__Written exercise__. List each line holding the string "name".

__Recorded data__.
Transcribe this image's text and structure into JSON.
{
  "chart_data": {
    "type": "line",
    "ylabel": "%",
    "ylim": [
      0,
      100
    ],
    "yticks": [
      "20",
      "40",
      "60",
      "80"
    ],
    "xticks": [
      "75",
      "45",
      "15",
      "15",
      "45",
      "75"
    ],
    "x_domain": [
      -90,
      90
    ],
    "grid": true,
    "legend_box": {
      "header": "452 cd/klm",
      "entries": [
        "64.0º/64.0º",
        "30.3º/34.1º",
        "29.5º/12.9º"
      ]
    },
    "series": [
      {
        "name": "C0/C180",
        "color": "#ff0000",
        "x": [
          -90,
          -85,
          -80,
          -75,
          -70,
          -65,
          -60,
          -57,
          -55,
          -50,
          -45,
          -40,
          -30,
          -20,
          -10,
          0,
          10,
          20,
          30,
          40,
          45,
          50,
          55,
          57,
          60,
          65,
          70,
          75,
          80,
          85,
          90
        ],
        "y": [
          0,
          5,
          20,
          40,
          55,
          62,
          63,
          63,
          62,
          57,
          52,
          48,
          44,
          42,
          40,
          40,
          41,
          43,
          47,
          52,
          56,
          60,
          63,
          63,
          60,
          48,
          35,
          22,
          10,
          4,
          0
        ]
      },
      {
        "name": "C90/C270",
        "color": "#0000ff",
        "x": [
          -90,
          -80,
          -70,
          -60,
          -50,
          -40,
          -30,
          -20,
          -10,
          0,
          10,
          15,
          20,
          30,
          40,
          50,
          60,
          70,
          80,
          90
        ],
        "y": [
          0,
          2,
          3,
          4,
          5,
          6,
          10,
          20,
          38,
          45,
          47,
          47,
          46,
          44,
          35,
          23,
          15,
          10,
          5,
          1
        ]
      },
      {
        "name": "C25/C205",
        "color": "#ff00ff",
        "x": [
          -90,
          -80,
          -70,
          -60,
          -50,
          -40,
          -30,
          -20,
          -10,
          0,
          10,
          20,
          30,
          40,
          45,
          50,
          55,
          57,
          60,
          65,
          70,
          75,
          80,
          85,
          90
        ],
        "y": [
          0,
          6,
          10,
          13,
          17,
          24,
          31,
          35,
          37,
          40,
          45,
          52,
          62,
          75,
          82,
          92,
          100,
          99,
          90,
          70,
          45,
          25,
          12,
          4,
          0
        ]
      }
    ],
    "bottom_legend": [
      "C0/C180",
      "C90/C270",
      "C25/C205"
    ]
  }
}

__The completed task__.
        "name": "C0/C180",
        "name": "C90/C270",
        "name": "C25/C205",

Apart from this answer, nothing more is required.